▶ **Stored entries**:
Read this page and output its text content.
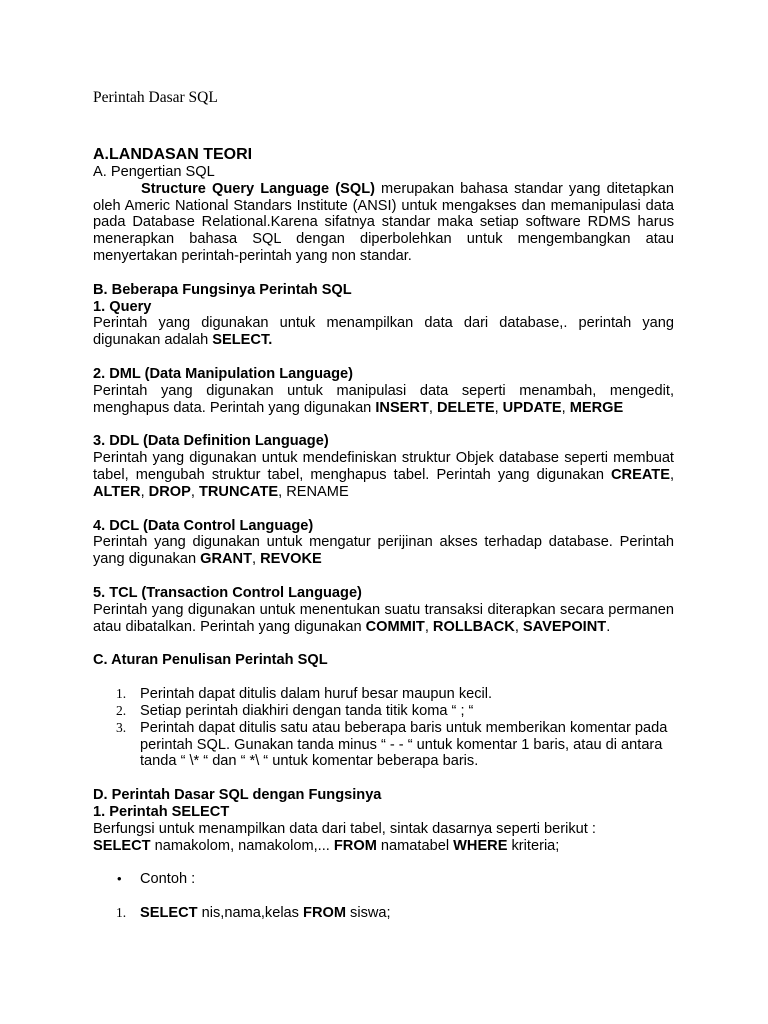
Perintah Dasar SQL
A.LANDASAN TEORI
A. Pengertian SQL
Structure Query Language (SQL) merupakan bahasa standar yang ditetapkan oleh Americ National Standars Institute (ANSI) untuk mengakses dan memanipulasi data pada Database Relational.Karena sifatnya standar maka setiap software RDMS harus menerapkan bahasa SQL dengan diperbolehkan untuk mengembangkan atau menyertakan perintah-perintah yang non standar.
B. Beberapa Fungsinya Perintah SQL
1. Query
Perintah yang digunakan untuk menampilkan data dari database,. perintah yang digunakan adalah SELECT.
2. DML (Data Manipulation Language)
Perintah yang digunakan untuk manipulasi data seperti menambah, mengedit, menghapus data. Perintah yang digunakan INSERT, DELETE, UPDATE, MERGE
3. DDL (Data Definition Language)
Perintah yang digunakan untuk mendefiniskan struktur Objek database seperti membuat tabel, mengubah struktur tabel, menghapus tabel. Perintah yang digunakan CREATE, ALTER, DROP, TRUNCATE, RENAME
4. DCL (Data Control Language)
Perintah yang digunakan untuk mengatur perijinan akses terhadap database. Perintah yang digunakan GRANT, REVOKE
5. TCL (Transaction Control Language)
Perintah yang digunakan untuk menentukan suatu transaksi diterapkan secara permanen atau dibatalkan. Perintah yang digunakan COMMIT, ROLLBACK, SAVEPOINT.
C. Aturan Penulisan Perintah SQL
1. Perintah dapat ditulis dalam huruf besar maupun kecil.
2. Setiap perintah diakhiri dengan tanda titik koma “ ; “
3. Perintah dapat ditulis satu atau beberapa baris untuk memberikan komentar pada perintah SQL. Gunakan tanda minus “ - - “ untuk komentar 1 baris, atau di antara tanda “ \* “ dan “ *\ “ untuk komentar beberapa baris.
D. Perintah Dasar SQL dengan Fungsinya
1. Perintah SELECT
Berfungsi untuk menampilkan data dari tabel, sintak dasarnya seperti berikut :
SELECT namakolom, namakolom,... FROM namatabel WHERE kriteria;
• Contoh :
1. SELECT nis,nama,kelas FROM siswa;
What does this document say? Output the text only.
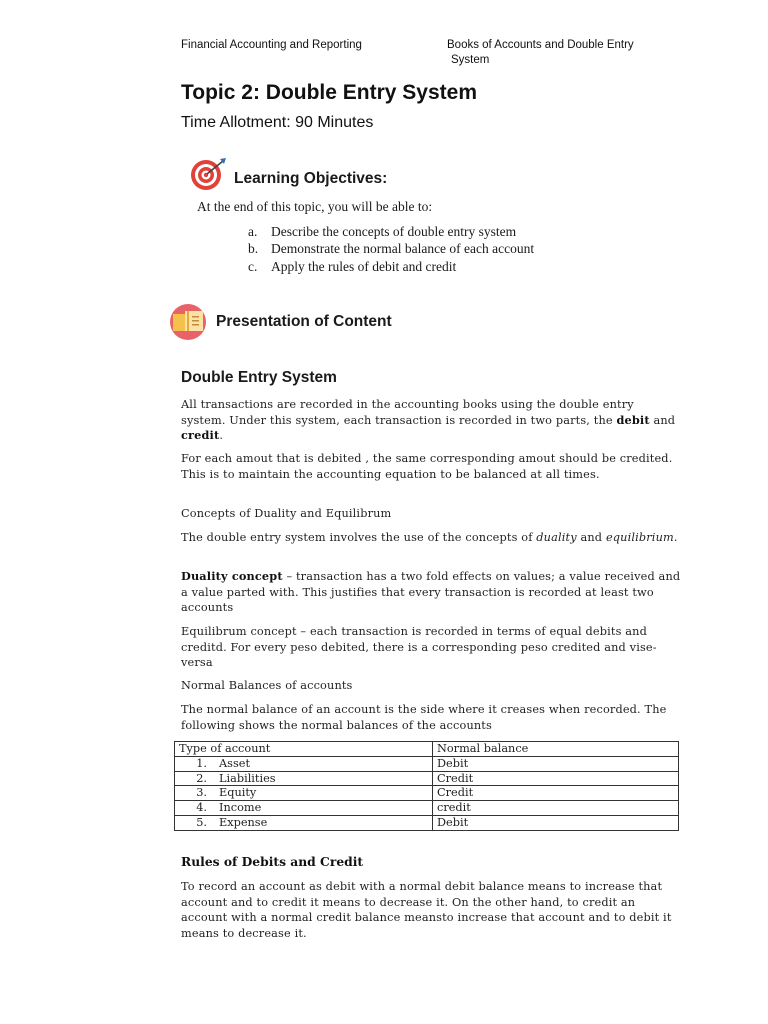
Financial Accounting and Reporting	Books of Accounts and Double Entry
System
Topic 2: Double Entry System
Time Allotment: 90 Minutes
Learning Objectives:
At the end of this topic, you will be able to:
a.	Describe the concepts of double entry system
b. Demonstrate the normal balance of each account
c.	Apply the rules of debit and credit
Presentation of Content
Double Entry System
All transactions are recorded in the accounting books using the double entry system. Under this system, each transaction is recorded in two parts, the debit and credit.
For each amout that is debited , the same corresponding amout should be credited. This is to maintain the accounting equation to be balanced at all times.
Concepts of Duality and Equilibrum
The double entry system involves the use of the concepts of duality and equilibrium.
Duality concept – transaction has a two fold effects on values; a value received and a value parted with. This justifies that every transaction is recorded at least two accounts
Equilibrum concept – each transaction is recorded in terms of equal debits and creditd. For every peso debited, there is a corresponding peso credited and vise-versa
Normal Balances of accounts
The normal balance of an account is the side where it creases when recorded. The following shows the normal balances of the accounts
Type of account	Normal balance
1. Asset	Debit
2. Liabilities	Credit
3. Equity	Credit
4. Income	credit
5. Expense	Debit
Rules of Debits and Credit
To record an account as debit with a normal debit balance means to increase that account and to credit it means to decrease it. On the other hand, to credit an account with a normal credit balance meansto increase that account and to debit it means to decrease it.
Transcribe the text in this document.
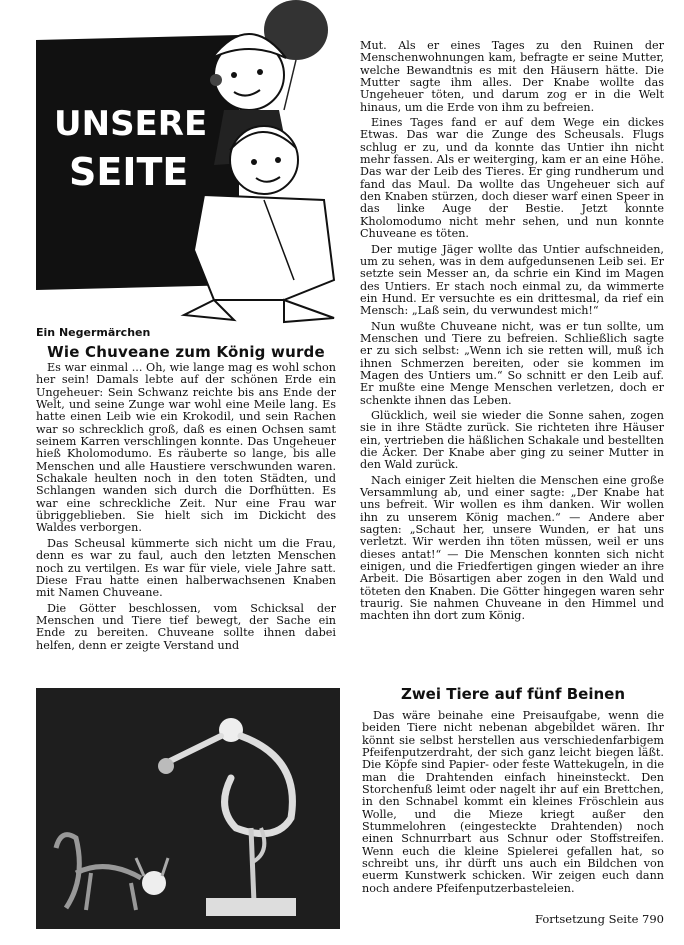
UNSERE
SEITE
Ein Negermärchen
Wie Chuveane zum König wurde

Es war einmal ... Oh, wie lange mag es wohl schon her sein! Damals lebte auf der schönen Erde ein Ungeheuer: Sein Schwanz reichte bis ans Ende der Welt, und seine Zunge war wohl eine Meile lang. Es hatte einen Leib wie ein Krokodil, und sein Rachen war so schrecklich groß, daß es einen Ochsen samt seinem Karren verschlingen konnte. Das Ungeheuer hieß Kholomodumo. Es räuberte so lange, bis alle Menschen und alle Haustiere verschwunden waren. Schakale heulten noch in den toten Städten, und Schlangen wanden sich durch die Dorfhütten. Es war eine schreckliche Zeit. Nur eine Frau war übriggeblieben. Sie hielt sich im Dickicht des Waldes verborgen.

Das Scheusal kümmerte sich nicht um die Frau, denn es war zu faul, auch den letzten Menschen noch zu vertilgen. Es war für viele, viele Jahre satt. Diese Frau hatte einen halberwachsenen Knaben mit Namen Chuveane.

Die Götter beschlossen, vom Schicksal der Menschen und Tiere tief bewegt, der Sache ein Ende zu bereiten. Chuveane sollte ihnen dabei helfen, denn er zeigte Verstand und

Mut. Als er eines Tages zu den Ruinen der Menschenwohnungen kam, befragte er seine Mutter, welche Bewandtnis es mit den Häusern hätte. Die Mutter sagte ihm alles. Der Knabe wollte das Ungeheuer töten, und darum zog er in die Welt hinaus, um die Erde von ihm zu befreien.

Eines Tages fand er auf dem Wege ein dickes Etwas. Das war die Zunge des Scheusals. Flugs schlug er zu, und da konnte das Untier ihn nicht mehr fassen. Als er weiterging, kam er an eine Höhe. Das war der Leib des Tieres. Er ging rundherum und fand das Maul. Da wollte das Ungeheuer sich auf den Knaben stürzen, doch dieser warf einen Speer in das linke Auge der Bestie. Jetzt konnte Kholomodumo nicht mehr sehen, und nun konnte Chuveane es töten.

Der mutige Jäger wollte das Untier aufschneiden, um zu sehen, was in dem aufgedunsenen Leib sei. Er setzte sein Messer an, da schrie ein Kind im Magen des Untiers. Er stach noch einmal zu, da wimmerte ein Hund. Er versuchte es ein drittesmal, da rief ein Mensch: „Laß sein, du verwundest mich!“

Nun wußte Chuveane nicht, was er tun sollte, um Menschen und Tiere zu befreien. Schließlich sagte er zu sich selbst: „Wenn ich sie retten will, muß ich ihnen Schmerzen bereiten, oder sie kommen im Magen des Untiers um.“ So schnitt er den Leib auf. Er mußte eine Menge Menschen verletzen, doch er schenkte ihnen das Leben.

Glücklich, weil sie wieder die Sonne sahen, zogen sie in ihre Städte zurück. Sie richteten ihre Häuser ein, vertrieben die häßlichen Schakale und bestellten die Äcker. Der Knabe aber ging zu seiner Mutter in den Wald zurück.

Nach einiger Zeit hielten die Menschen eine große Versammlung ab, und einer sagte: „Der Knabe hat uns befreit. Wir wollen es ihm danken. Wir wollen ihn zu unserem König machen.“ — Andere aber sagten: „Schaut her, unsere Wunden, er hat uns verletzt. Wir werden ihn töten müssen, weil er uns dieses antat!“ — Die Menschen konnten sich nicht einigen, und die Friedfertigen gingen wieder an ihre Arbeit. Die Bösartigen aber zogen in den Wald und töteten den Knaben. Die Götter hingegen waren sehr traurig. Sie nahmen Chuveane in den Himmel und machten ihn dort zum König.

Zwei Tiere auf fünf Beinen

Das wäre beinahe eine Preisaufgabe, wenn die beiden Tiere nicht nebenan abgebildet wären. Ihr könnt sie selbst herstellen aus verschiedenfarbigem Pfeifenputzerdraht, der sich ganz leicht biegen läßt. Die Köpfe sind Papier- oder feste Wattekugeln, in die man die Drahtenden einfach hineinsteckt. Den Storchenfuß leimt oder nagelt ihr auf ein Brettchen, in den Schnabel kommt ein kleines Fröschlein aus Wolle, und die Mieze kriegt außer den Stummelohren (eingesteckte Drahtenden) noch einen Schnurrbart aus Schnur oder Stoffstreifen. Wenn euch die kleine Spielerei gefallen hat, so schreibt uns, ihr dürft uns auch ein Bildchen von euerm Kunstwerk schicken. Wir zeigen euch dann noch andere Pfeifenputzerbasteleien.

Fortsetzung Seite 790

▶ **Short exercise**: Look above for every line with the word "that" and copy it.

▶ **Answer to this task**:
For each amout that is debited , the same corresponding amout should be credited. This is to maintain the accounting equation to be balanced at all times.
Duality concept – transaction has a two fold effects on values; a value received and a value parted with. This justifies that every transaction is recorded at least two accounts
To record an account as debit with a normal debit balance means to increase that account and to credit it means to decrease it. On the other hand, to credit an account with a normal credit balance meansto increase that account and to debit it means to decrease it.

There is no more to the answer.